In my java application, I need to copy the content of a directory from one to another. But sometimes (very rare) the copyDirectory stuck forever and the code does not execute after that. Which result in high CPU. I checked the jstack of my application multiple times and found that the same thread is in the runnable state for long. Below is the stack trace of the thread.
"pool-2-thread-3" #17 prio=5 os_prio=0 tid=0x00007fab5585c000 nid=0xa81 runnable [0x00007fab0af6f000]
java.lang.Thread.State: RUNNABLE
at sun.nio.ch.FileDispatcherImpl.size0(Native Method)
at sun.nio.ch.FileDispatcherImpl.size(FileDispatcherImpl.java:84)
at sun.nio.ch.FileChannelImpl.size(FileChannelImpl.java:310)
- locked <0x00000000c5f59728> (a java.lang.Object)
at sun.nio.ch.FileChannelImpl.transferFrom(FileChannelImpl.java:705)
at org.apache.commons.io.FileUtils.doCopyFile(FileUtils.java:1147)
at org.apache.commons.io.FileUtils.doCopyDirectory(FileUtils.java:1428)
at org.apache.commons.io.FileUtils.copyDirectory(FileUtils.java:1389)
at org.apache.commons.io.FileUtils.copyDirectory(FileUtils.java:1261)
at org.apache.commons.io.FileUtils.copyDirectory(FileUtils.java:1230)
I tried copying same manually with shell command but they copied successfully. Also, there is one more thread which is in running state for long with the following stack trace.
"pool-2-thread-52" #81581 prio=5 os_prio=0 tid=0x00007fab55951800 nid=0x5db runnable [0x00007faafb2f0000]
java.lang.Thread.State: RUNNABLE
at sun.nio.ch.FileChannelImpl.position0(Native Method)
at sun.nio.ch.FileChannelImpl.position(FileChannelImpl.java:288)

-*-

## Given request
Could you carry on the forum post about the Java copyDirectory call that hangs, starting right after its last line? The material that comes next is from a separate source.

## Dataset section
-*-

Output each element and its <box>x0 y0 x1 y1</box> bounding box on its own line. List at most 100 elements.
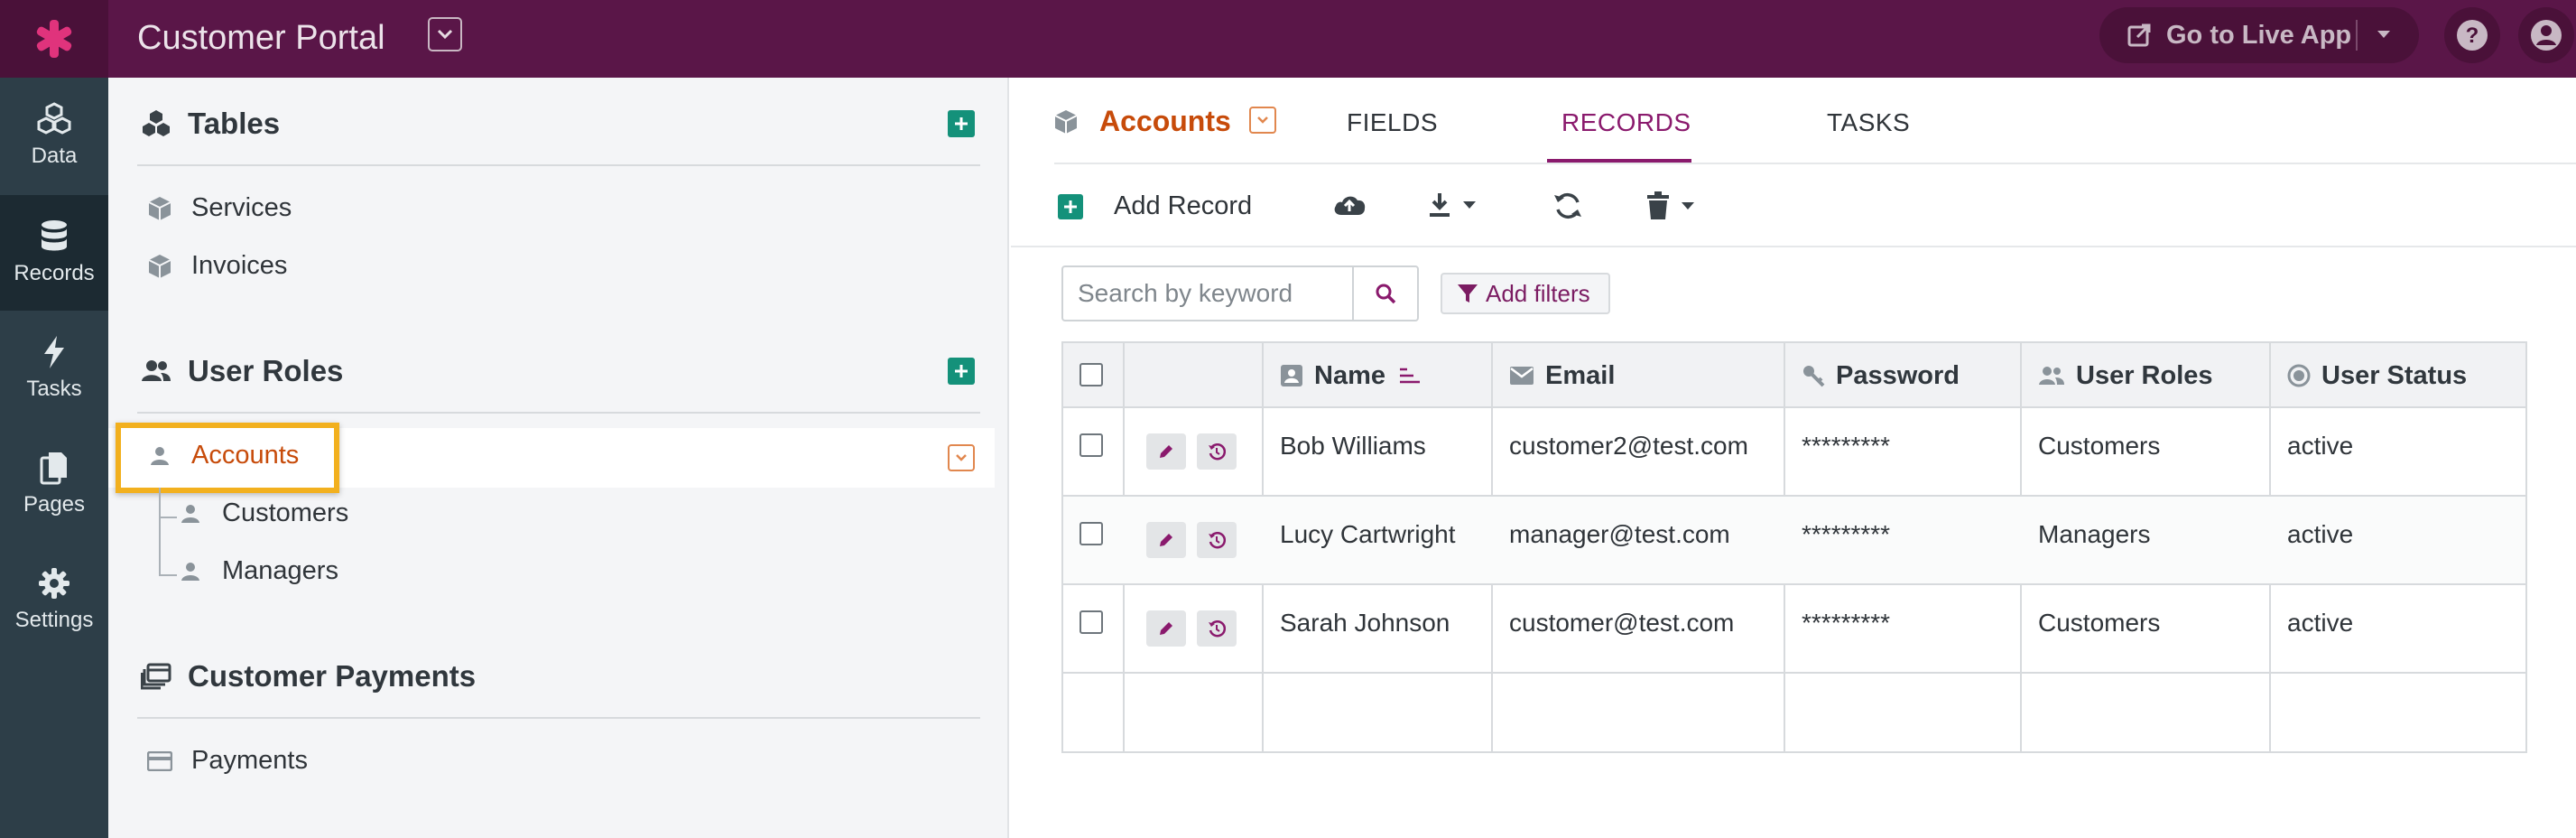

-*-

## Output of the task
- locked <0x00000000c5ffde60> (a java.lang.Object)
at sun.nio.ch.FileChannelImpl.transferFromFileChannel(FileChannelImpl.java:651)
- locked <0x00000000c5ffde60> (a java.lang.Object)
at sun.nio.ch.FileChannelImpl.transferFrom(FileChannelImpl.java:708)
at org.apache.commons.io.FileUtils.doCopyFile(FileUtils.java:1147)
at org.apache.commons.io.FileUtils.doCopyDirectory(FileUtils.java:1428)
at org.apache.commons.io.FileUtils.copyDirectory(FileUtils.java:1389)
at org.apache.commons.io.FileUtils.copyDirectory(FileUtils.java:1261)
at org.apache.commons.io.FileUtils.copyDirectory(FileUtils.java:1230)
I am not getting any clue why the thread stuck in that native call. Is there any environmental issue or related to the machine?
I just got the clue from the IO-385
Since I was using apache commons-io version 2.4. Which is having a bug where FileUtils.doCopyFile can potentially lead to infinite loop.
for(long count = 0L; pos < size; pos += output.transferFrom(input, pos, count))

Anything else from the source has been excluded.